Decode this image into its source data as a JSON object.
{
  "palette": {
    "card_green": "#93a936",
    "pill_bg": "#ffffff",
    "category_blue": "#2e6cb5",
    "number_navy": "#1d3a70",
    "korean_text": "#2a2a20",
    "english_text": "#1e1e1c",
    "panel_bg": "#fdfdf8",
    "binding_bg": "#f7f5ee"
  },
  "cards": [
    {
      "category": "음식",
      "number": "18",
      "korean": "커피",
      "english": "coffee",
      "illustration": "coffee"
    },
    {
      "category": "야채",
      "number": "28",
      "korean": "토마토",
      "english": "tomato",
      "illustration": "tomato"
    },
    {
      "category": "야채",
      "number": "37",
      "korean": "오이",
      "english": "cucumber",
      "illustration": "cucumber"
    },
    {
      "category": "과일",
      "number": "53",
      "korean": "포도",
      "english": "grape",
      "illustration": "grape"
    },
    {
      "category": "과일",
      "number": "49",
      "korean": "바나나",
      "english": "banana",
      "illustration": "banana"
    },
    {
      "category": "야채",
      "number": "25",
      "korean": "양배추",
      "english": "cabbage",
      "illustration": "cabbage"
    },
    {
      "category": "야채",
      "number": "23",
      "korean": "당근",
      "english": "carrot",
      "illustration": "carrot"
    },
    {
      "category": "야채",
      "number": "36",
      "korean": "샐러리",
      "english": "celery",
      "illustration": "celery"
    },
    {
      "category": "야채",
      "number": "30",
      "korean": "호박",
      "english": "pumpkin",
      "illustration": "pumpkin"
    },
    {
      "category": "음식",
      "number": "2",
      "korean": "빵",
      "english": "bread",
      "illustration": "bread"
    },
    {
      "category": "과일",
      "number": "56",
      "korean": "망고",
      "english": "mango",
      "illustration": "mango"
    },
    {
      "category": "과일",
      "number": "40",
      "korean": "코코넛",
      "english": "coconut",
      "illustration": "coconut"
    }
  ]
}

-----

### WHAT THE TASK REQUIRES:
Copy each line above where the string "cabbage" occurs.

### ANSWER BELOW:
      "english": "cabbage",
      "illustration": "cabbage"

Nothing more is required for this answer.